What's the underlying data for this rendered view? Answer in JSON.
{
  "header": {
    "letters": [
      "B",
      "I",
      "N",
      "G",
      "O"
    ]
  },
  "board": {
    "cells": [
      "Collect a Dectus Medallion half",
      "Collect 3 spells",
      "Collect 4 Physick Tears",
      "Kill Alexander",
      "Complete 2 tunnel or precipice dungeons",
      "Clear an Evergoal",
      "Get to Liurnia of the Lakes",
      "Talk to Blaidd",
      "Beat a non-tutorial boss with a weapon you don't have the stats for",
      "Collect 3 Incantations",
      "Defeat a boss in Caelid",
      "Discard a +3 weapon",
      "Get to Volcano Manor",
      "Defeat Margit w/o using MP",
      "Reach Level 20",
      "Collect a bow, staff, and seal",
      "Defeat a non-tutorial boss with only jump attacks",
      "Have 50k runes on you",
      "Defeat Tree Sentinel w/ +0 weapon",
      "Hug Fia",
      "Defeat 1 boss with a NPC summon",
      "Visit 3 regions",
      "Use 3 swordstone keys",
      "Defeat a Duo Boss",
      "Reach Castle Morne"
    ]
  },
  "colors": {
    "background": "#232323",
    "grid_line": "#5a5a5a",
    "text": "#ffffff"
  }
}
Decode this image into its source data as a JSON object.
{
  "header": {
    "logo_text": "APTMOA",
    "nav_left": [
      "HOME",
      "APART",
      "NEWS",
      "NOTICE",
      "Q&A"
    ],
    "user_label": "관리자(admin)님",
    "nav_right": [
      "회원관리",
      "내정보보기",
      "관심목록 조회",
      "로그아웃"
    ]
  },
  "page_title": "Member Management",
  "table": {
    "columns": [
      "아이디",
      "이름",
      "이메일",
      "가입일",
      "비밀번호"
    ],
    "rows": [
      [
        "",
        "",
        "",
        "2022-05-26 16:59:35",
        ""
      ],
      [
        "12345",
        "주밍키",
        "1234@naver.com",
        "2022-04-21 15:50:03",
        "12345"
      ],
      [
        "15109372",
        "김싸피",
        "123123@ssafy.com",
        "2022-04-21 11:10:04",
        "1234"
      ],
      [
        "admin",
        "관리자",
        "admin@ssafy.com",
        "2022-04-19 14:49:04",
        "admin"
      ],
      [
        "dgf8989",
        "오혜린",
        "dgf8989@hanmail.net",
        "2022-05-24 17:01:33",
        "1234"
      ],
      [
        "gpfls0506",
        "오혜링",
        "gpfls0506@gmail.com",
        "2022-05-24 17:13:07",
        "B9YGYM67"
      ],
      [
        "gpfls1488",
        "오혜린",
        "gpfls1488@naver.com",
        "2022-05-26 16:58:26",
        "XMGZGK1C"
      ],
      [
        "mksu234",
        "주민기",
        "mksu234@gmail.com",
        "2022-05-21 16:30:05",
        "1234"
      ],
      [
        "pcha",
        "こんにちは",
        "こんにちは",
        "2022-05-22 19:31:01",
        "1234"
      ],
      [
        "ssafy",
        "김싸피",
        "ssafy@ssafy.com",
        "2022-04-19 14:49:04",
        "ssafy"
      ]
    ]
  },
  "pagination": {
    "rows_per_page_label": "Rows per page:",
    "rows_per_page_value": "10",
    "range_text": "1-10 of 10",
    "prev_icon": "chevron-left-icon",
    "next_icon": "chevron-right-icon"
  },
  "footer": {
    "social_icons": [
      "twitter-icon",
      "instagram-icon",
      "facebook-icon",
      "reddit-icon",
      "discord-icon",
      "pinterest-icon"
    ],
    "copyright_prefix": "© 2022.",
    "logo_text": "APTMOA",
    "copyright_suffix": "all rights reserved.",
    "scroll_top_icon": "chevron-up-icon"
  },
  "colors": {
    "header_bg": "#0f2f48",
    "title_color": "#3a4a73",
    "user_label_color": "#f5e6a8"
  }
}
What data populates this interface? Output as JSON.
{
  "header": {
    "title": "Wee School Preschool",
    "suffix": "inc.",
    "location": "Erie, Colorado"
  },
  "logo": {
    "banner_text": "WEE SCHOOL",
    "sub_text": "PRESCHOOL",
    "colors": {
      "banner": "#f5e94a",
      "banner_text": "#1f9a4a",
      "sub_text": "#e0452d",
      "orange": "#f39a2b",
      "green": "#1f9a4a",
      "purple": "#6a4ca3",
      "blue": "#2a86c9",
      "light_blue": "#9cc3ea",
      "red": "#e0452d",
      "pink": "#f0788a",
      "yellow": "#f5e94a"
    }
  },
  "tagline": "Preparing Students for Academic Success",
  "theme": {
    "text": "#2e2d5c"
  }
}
● ● ● ● ●
== Exercise directions ==
Without changing a word, restate the whole listing.

== Exercise result ==
What's the underlying data for this rendered view? Answer in JSON.
{
  "header": {
    "letters": [
      "B",
      "I",
      "N",
      "G",
      "O"
    ]
  },
  "board": {
    "cells": [
      "Collect a Dectus Medallion half",
      "Collect 3 spells",
      "Collect 4 Physick Tears",
      "Kill Alexander",
      "Complete 2 tunnel or precipice dungeons",
      "Clear an Evergoal",
      "Get to Liurnia of the Lakes",
      "Talk to Blaidd",
      "Beat a non-tutorial boss with a weapon you don't have the stats for",
      "Collect 3 Incantations",
      "Defeat a boss in Caelid",
      "Discard a +3 weapon",
      "Get to Volcano Manor",
      "Defeat Margit w/o using MP",
      "Reach Level 20",
      "Collect a bow, staff, and seal",
      "Defeat a non-tutorial boss with only jump attacks",
      "Have 50k runes on you",
      "Defeat Tree Sentinel w/ +0 weapon",
      "Hug Fia",
      "Defeat 1 boss with a NPC summon",
      "Visit 3 regions",
      "Use 3 swordstone keys",
      "Defeat a Duo Boss",
      "Reach Castle Morne"
    ]
  },
  "colors": {
    "background": "#232323",
    "grid_line": "#5a5a5a",
    "text": "#ffffff"
  }
}
Decode this image into its source data as a JSON object.
{
  "header": {
    "logo_text": "APTMOA",
    "nav_left": [
      "HOME",
      "APART",
      "NEWS",
      "NOTICE",
      "Q&A"
    ],
    "user_label": "관리자(admin)님",
    "nav_right": [
      "회원관리",
      "내정보보기",
      "관심목록 조회",
      "로그아웃"
    ]
  },
  "page_title": "Member Management",
  "table": {
    "columns": [
      "아이디",
      "이름",
      "이메일",
      "가입일",
      "비밀번호"
    ],
    "rows": [
      [
        "",
        "",
        "",
        "2022-05-26 16:59:35",
        ""
      ],
      [
        "12345",
        "주밍키",
        "1234@naver.com",
        "2022-04-21 15:50:03",
        "12345"
      ],
      [
        "15109372",
        "김싸피",
        "123123@ssafy.com",
        "2022-04-21 11:10:04",
        "1234"
      ],
      [
        "admin",
        "관리자",
        "admin@ssafy.com",
        "2022-04-19 14:49:04",
        "admin"
      ],
      [
        "dgf8989",
        "오혜린",
        "dgf8989@hanmail.net",
        "2022-05-24 17:01:33",
        "1234"
      ],
      [
        "gpfls0506",
        "오혜링",
        "gpfls0506@gmail.com",
        "2022-05-24 17:13:07",
        "B9YGYM67"
      ],
      [
        "gpfls1488",
        "오혜린",
        "gpfls1488@naver.com",
        "2022-05-26 16:58:26",
        "XMGZGK1C"
      ],
      [
        "mksu234",
        "주민기",
        "mksu234@gmail.com",
        "2022-05-21 16:30:05",
        "1234"
      ],
      [
        "pcha",
        "こんにちは",
        "こんにちは",
        "2022-05-22 19:31:01",
        "1234"
      ],
      [
        "ssafy",
        "김싸피",
        "ssafy@ssafy.com",
        "2022-04-19 14:49:04",
        "ssafy"
      ]
    ]
  },
  "pagination": {
    "rows_per_page_label": "Rows per page:",
    "rows_per_page_value": "10",
    "range_text": "1-10 of 10",
    "prev_icon": "chevron-left-icon",
    "next_icon": "chevron-right-icon"
  },
  "footer": {
    "social_icons": [
      "twitter-icon",
      "instagram-icon",
      "facebook-icon",
      "reddit-icon",
      "discord-icon",
      "pinterest-icon"
    ],
    "copyright_prefix": "© 2022.",
    "logo_text": "APTMOA",
    "copyright_suffix": "all rights reserved.",
    "scroll_top_icon": "chevron-up-icon"
  },
  "colors": {
    "header_bg": "#0f2f48",
    "title_color": "#3a4a73",
    "user_label_color": "#f5e6a8"
  }
}
What data populates this interface? Output as JSON.
{
  "header": {
    "title": "Wee School Preschool",
    "suffix": "inc.",
    "location": "Erie, Colorado"
  },
  "logo": {
    "banner_text": "WEE SCHOOL",
    "sub_text": "PRESCHOOL",
    "colors": {
      "banner": "#f5e94a",
      "banner_text": "#1f9a4a",
      "sub_text": "#e0452d",
      "orange": "#f39a2b",
      "green": "#1f9a4a",
      "purple": "#6a4ca3",
      "blue": "#2a86c9",
      "light_blue": "#9cc3ea",
      "red": "#e0452d",
      "pink": "#f0788a",
      "yellow": "#f5e94a"
    }
  },
  "tagline": "Preparing Students for Academic Success",
  "theme": {
    "text": "#2e2d5c"
  }
}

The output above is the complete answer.